Problem.
Write down every entry below once more, exactly.

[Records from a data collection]
___

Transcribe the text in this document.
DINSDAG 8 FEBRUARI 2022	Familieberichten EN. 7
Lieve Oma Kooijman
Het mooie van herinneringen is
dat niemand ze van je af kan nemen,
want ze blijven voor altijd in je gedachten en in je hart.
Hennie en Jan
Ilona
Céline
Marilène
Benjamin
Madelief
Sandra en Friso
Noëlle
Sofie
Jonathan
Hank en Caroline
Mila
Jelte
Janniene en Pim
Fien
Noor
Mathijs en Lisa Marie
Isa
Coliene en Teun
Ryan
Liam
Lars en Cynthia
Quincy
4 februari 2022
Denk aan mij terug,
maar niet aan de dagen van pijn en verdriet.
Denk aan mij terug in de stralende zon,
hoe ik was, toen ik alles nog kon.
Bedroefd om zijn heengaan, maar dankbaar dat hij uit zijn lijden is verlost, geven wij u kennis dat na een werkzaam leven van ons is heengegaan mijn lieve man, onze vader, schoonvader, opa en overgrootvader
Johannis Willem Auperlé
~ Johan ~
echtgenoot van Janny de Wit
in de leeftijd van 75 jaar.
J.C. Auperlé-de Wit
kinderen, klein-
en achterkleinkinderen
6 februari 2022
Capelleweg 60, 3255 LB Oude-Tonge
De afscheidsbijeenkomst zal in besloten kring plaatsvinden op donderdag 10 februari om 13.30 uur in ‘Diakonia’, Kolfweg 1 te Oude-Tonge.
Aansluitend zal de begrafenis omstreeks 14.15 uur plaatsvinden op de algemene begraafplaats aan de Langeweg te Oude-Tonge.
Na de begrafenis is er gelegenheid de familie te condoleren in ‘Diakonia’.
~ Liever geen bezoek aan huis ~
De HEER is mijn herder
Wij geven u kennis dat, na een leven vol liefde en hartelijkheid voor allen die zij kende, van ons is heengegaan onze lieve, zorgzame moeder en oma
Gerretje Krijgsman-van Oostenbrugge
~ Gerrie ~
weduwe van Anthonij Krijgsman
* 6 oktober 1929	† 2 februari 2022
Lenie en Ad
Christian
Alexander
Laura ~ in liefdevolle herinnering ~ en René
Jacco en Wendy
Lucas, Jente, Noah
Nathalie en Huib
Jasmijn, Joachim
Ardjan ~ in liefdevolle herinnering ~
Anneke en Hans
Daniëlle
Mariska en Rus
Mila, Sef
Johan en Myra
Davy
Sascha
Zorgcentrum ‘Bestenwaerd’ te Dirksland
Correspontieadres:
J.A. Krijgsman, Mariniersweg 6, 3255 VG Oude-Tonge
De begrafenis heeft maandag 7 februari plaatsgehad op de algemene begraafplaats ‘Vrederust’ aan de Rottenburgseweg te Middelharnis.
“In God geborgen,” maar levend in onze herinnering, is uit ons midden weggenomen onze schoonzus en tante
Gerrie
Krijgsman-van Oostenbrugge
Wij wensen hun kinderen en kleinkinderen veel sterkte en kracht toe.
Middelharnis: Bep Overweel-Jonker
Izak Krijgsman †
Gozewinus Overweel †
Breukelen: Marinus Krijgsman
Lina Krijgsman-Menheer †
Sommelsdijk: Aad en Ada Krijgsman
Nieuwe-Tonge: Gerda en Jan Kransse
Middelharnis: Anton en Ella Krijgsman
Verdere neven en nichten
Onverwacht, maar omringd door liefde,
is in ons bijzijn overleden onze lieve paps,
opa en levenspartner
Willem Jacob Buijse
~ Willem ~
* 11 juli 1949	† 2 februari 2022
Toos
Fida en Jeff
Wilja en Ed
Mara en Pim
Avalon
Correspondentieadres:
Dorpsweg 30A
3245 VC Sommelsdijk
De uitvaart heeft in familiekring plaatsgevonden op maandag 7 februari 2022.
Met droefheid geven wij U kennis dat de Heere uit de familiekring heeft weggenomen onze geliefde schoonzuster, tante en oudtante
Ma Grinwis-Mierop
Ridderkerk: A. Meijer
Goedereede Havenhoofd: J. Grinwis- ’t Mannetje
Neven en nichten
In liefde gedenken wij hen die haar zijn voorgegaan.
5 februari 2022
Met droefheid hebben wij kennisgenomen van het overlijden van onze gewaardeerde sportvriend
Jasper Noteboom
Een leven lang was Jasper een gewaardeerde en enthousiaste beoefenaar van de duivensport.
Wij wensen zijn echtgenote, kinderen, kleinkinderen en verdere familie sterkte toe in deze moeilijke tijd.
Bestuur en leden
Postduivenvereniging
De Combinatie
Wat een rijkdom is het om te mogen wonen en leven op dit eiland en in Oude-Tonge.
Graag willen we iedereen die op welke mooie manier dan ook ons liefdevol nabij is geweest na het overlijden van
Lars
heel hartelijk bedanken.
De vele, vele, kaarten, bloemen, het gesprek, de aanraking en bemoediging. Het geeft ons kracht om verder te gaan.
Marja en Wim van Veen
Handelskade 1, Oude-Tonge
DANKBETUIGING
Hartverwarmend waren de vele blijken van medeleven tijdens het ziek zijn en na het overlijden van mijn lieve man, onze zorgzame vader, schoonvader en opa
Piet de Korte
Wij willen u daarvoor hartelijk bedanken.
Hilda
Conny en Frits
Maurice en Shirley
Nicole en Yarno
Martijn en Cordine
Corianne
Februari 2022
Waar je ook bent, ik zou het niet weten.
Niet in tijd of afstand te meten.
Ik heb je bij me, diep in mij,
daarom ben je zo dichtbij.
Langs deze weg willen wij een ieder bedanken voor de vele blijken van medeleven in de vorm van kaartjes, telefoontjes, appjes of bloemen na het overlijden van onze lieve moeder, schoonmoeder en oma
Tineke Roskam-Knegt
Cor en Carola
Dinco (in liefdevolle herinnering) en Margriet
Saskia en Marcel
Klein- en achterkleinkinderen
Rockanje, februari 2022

___

Your solution.
Transcribe the text in this document.
DINSDAG 8 FEBRUARI 2022	Familieberichten EN. 7
Lieve Oma Kooijman
Het mooie van herinneringen is
dat niemand ze van je af kan nemen,
want ze blijven voor altijd in je gedachten en in je hart.
Hennie en Jan
Ilona
Céline
Marilène
Benjamin
Madelief
Sandra en Friso
Noëlle
Sofie
Jonathan
Hank en Caroline
Mila
Jelte
Janniene en Pim
Fien
Noor
Mathijs en Lisa Marie
Isa
Coliene en Teun
Ryan
Liam
Lars en Cynthia
Quincy
4 februari 2022
Denk aan mij terug,
maar niet aan de dagen van pijn en verdriet.
Denk aan mij terug in de stralende zon,
hoe ik was, toen ik alles nog kon.
Bedroefd om zijn heengaan, maar dankbaar dat hij uit zijn lijden is verlost, geven wij u kennis dat na een werkzaam leven van ons is heengegaan mijn lieve man, onze vader, schoonvader, opa en overgrootvader
Johannis Willem Auperlé
~ Johan ~
echtgenoot van Janny de Wit
in de leeftijd van 75 jaar.
J.C. Auperlé-de Wit
kinderen, klein-
en achterkleinkinderen
6 februari 2022
Capelleweg 60, 3255 LB Oude-Tonge
De afscheidsbijeenkomst zal in besloten kring plaatsvinden op donderdag 10 februari om 13.30 uur in ‘Diakonia’, Kolfweg 1 te Oude-Tonge.
Aansluitend zal de begrafenis omstreeks 14.15 uur plaatsvinden op de algemene begraafplaats aan de Langeweg te Oude-Tonge.
Na de begrafenis is er gelegenheid de familie te condoleren in ‘Diakonia’.
~ Liever geen bezoek aan huis ~
De HEER is mijn herder
Wij geven u kennis dat, na een leven vol liefde en hartelijkheid voor allen die zij kende, van ons is heengegaan onze lieve, zorgzame moeder en oma
Gerretje Krijgsman-van Oostenbrugge
~ Gerrie ~
weduwe van Anthonij Krijgsman
* 6 oktober 1929	† 2 februari 2022
Lenie en Ad
Christian
Alexander
Laura ~ in liefdevolle herinnering ~ en René
Jacco en Wendy
Lucas, Jente, Noah
Nathalie en Huib
Jasmijn, Joachim
Ardjan ~ in liefdevolle herinnering ~
Anneke en Hans
Daniëlle
Mariska en Rus
Mila, Sef
Johan en Myra
Davy
Sascha
Zorgcentrum ‘Bestenwaerd’ te Dirksland
Correspontieadres:
J.A. Krijgsman, Mariniersweg 6, 3255 VG Oude-Tonge
De begrafenis heeft maandag 7 februari plaatsgehad op de algemene begraafplaats ‘Vrederust’ aan de Rottenburgseweg te Middelharnis.
“In God geborgen,” maar levend in onze herinnering, is uit ons midden weggenomen onze schoonzus en tante
Gerrie
Krijgsman-van Oostenbrugge
Wij wensen hun kinderen en kleinkinderen veel sterkte en kracht toe.
Middelharnis: Bep Overweel-Jonker
Izak Krijgsman †
Gozewinus Overweel †
Breukelen: Marinus Krijgsman
Lina Krijgsman-Menheer †
Sommelsdijk: Aad en Ada Krijgsman
Nieuwe-Tonge: Gerda en Jan Kransse
Middelharnis: Anton en Ella Krijgsman
Verdere neven en nichten
Onverwacht, maar omringd door liefde,
is in ons bijzijn overleden onze lieve paps,
opa en levenspartner
Willem Jacob Buijse
~ Willem ~
* 11 juli 1949	† 2 februari 2022
Toos
Fida en Jeff
Wilja en Ed
Mara en Pim
Avalon
Correspondentieadres:
Dorpsweg 30A
3245 VC Sommelsdijk
De uitvaart heeft in familiekring plaatsgevonden op maandag 7 februari 2022.
Met droefheid geven wij U kennis dat de Heere uit de familiekring heeft weggenomen onze geliefde schoonzuster, tante en oudtante
Ma Grinwis-Mierop
Ridderkerk: A. Meijer
Goedereede Havenhoofd: J. Grinwis- ’t Mannetje
Neven en nichten
In liefde gedenken wij hen die haar zijn voorgegaan.
5 februari 2022
Met droefheid hebben wij kennisgenomen van het overlijden van onze gewaardeerde sportvriend
Jasper Noteboom
Een leven lang was Jasper een gewaardeerde en enthousiaste beoefenaar van de duivensport.
Wij wensen zijn echtgenote, kinderen, kleinkinderen en verdere familie sterkte toe in deze moeilijke tijd.
Bestuur en leden
Postduivenvereniging
De Combinatie
Wat een rijkdom is het om te mogen wonen en leven op dit eiland en in Oude-Tonge.
Graag willen we iedereen die op welke mooie manier dan ook ons liefdevol nabij is geweest na het overlijden van
Lars
heel hartelijk bedanken.
De vele, vele, kaarten, bloemen, het gesprek, de aanraking en bemoediging. Het geeft ons kracht om verder te gaan.
Marja en Wim van Veen
Handelskade 1, Oude-Tonge
DANKBETUIGING
Hartverwarmend waren de vele blijken van medeleven tijdens het ziek zijn en na het overlijden van mijn lieve man, onze zorgzame vader, schoonvader en opa
Piet de Korte
Wij willen u daarvoor hartelijk bedanken.
Hilda
Conny en Frits
Maurice en Shirley
Nicole en Yarno
Martijn en Cordine
Corianne
Februari 2022
Waar je ook bent, ik zou het niet weten.
Niet in tijd of afstand te meten.
Ik heb je bij me, diep in mij,
daarom ben je zo dichtbij.
Langs deze weg willen wij een ieder bedanken voor de vele blijken van medeleven in de vorm van kaartjes, telefoontjes, appjes of bloemen na het overlijden van onze lieve moeder, schoonmoeder en oma
Tineke Roskam-Knegt
Cor en Carola
Dinco (in liefdevolle herinnering) en Margriet
Saskia en Marcel
Klein- en achterkleinkinderen
Rockanje, februari 2022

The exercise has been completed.